**What to do**:
The entries below are to be written out again without alteration.

───

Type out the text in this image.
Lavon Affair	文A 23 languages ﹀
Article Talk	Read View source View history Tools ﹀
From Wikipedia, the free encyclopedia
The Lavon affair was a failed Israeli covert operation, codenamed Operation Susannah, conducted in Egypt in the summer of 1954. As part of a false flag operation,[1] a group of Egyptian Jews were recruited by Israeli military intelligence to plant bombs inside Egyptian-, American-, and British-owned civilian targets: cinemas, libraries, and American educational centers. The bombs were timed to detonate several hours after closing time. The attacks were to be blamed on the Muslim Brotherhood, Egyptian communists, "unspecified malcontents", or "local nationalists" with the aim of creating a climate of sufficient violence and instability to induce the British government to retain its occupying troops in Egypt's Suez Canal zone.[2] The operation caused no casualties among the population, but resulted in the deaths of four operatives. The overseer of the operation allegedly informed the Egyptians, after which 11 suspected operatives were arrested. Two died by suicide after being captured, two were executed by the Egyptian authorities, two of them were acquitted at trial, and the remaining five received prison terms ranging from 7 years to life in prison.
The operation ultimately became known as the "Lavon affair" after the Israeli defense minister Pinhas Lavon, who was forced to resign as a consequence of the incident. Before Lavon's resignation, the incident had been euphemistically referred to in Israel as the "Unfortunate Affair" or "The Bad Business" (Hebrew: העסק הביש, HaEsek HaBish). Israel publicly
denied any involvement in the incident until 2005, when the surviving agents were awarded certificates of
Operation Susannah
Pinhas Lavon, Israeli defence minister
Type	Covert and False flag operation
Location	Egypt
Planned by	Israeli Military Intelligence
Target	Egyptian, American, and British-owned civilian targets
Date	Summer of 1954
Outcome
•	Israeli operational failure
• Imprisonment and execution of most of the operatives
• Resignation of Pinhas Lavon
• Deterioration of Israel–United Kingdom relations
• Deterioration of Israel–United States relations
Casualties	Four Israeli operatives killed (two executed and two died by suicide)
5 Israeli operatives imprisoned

───

**Answer to this problem**:
Type out the text in this image.
Lavon Affair	文A 23 languages ﹀
Article Talk	Read View source View history Tools ﹀
From Wikipedia, the free encyclopedia
The Lavon affair was a failed Israeli covert operation, codenamed Operation Susannah, conducted in Egypt in the summer of 1954. As part of a false flag operation,[1] a group of Egyptian Jews were recruited by Israeli military intelligence to plant bombs inside Egyptian-, American-, and British-owned civilian targets: cinemas, libraries, and American educational centers. The bombs were timed to detonate several hours after closing time. The attacks were to be blamed on the Muslim Brotherhood, Egyptian communists, "unspecified malcontents", or "local nationalists" with the aim of creating a climate of sufficient violence and instability to induce the British government to retain its occupying troops in Egypt's Suez Canal zone.[2] The operation caused no casualties among the population, but resulted in the deaths of four operatives. The overseer of the operation allegedly informed the Egyptians, after which 11 suspected operatives were arrested. Two died by suicide after being captured, two were executed by the Egyptian authorities, two of them were acquitted at trial, and the remaining five received prison terms ranging from 7 years to life in prison.
The operation ultimately became known as the "Lavon affair" after the Israeli defense minister Pinhas Lavon, who was forced to resign as a consequence of the incident. Before Lavon's resignation, the incident had been euphemistically referred to in Israel as the "Unfortunate Affair" or "The Bad Business" (Hebrew: העסק הביש, HaEsek HaBish). Israel publicly
denied any involvement in the incident until 2005, when the surviving agents were awarded certificates of
Operation Susannah
Pinhas Lavon, Israeli defence minister
Type	Covert and False flag operation
Location	Egypt
Planned by	Israeli Military Intelligence
Target	Egyptian, American, and British-owned civilian targets
Date	Summer of 1954
Outcome
•	Israeli operational failure
• Imprisonment and execution of most of the operatives
• Resignation of Pinhas Lavon
• Deterioration of Israel–United Kingdom relations
• Deterioration of Israel–United States relations
Casualties	Four Israeli operatives killed (two executed and two died by suicide)
5 Israeli operatives imprisoned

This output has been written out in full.